Where a line holds the word "yourself", copy that line.
>> START Data provided
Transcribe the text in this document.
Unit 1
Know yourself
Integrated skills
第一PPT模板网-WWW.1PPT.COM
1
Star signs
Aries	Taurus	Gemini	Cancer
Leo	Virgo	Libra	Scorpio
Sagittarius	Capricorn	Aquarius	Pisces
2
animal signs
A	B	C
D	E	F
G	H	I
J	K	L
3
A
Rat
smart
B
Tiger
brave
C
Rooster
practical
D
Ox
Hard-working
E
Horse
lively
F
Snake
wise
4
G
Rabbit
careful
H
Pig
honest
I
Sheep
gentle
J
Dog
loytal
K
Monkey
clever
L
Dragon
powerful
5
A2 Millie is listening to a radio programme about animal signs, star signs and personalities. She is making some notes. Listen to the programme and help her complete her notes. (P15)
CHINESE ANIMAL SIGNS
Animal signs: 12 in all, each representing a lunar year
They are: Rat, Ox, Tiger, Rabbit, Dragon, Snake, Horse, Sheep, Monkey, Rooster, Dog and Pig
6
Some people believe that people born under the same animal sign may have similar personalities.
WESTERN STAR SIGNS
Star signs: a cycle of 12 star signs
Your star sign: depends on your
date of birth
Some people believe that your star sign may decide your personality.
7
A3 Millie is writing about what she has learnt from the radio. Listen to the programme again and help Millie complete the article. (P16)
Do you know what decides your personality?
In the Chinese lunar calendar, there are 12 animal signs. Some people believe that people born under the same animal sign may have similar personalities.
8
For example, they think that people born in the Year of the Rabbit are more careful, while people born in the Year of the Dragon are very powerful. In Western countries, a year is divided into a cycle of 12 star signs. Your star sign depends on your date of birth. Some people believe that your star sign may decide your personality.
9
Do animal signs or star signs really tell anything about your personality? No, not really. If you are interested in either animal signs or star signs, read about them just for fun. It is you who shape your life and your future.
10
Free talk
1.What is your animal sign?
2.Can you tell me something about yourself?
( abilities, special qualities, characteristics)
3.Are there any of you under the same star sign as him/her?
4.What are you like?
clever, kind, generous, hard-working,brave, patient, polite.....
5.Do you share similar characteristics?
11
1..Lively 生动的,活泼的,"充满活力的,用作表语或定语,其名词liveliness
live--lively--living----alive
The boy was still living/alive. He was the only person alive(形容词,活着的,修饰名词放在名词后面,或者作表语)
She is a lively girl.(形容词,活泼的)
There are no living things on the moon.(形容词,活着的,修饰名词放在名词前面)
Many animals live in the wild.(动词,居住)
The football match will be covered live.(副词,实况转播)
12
>> END Data provided
> [Response to the exercise]
Know yourself
2.Can you tell me something about yourself?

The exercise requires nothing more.